## Exercise directions
Transcribe every entry below word for word, but skip the pictures.

Recorded data
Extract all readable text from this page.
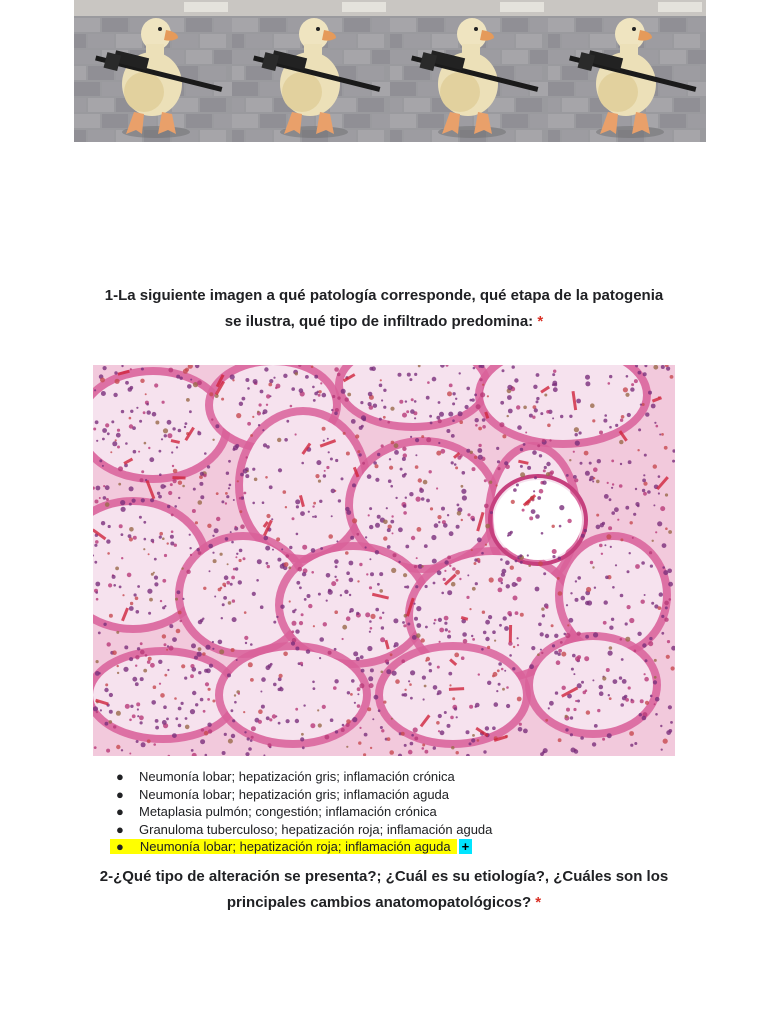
1-La siguiente imagen a qué patología corresponde, qué etapa de la patogenia se ilustra, qué tipo de infiltrado predomina: *
● Neumonía lobar; hepatización gris; inflamación crónica
● Neumonía lobar; hepatización gris; inflamación aguda
● Metaplasia pulmón; congestión; inflamación crónica
● Granuloma tuberculoso; hepatización roja; inflamación aguda
● Neumonía lobar; hepatización roja; inflamación aguda +
2-¿Qué tipo de alteración se presenta?; ¿Cuál es su etiología?, ¿Cuáles son los principales cambios anatomopatológicos? *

## Answer to this exercise
Extract all readable text from this page.
1-La siguiente imagen a qué patología corresponde, qué etapa de la patogenia se ilustra, qué tipo de infiltrado predomina: *
● Neumonía lobar; hepatización gris; inflamación crónica
● Neumonía lobar; hepatización gris; inflamación aguda
● Metaplasia pulmón; congestión; inflamación crónica
● Granuloma tuberculoso; hepatización roja; inflamación aguda
● Neumonía lobar; hepatización roja; inflamación aguda +
2-¿Qué tipo de alteración se presenta?; ¿Cuál es su etiología?, ¿Cuáles son los principales cambios anatomopatológicos? *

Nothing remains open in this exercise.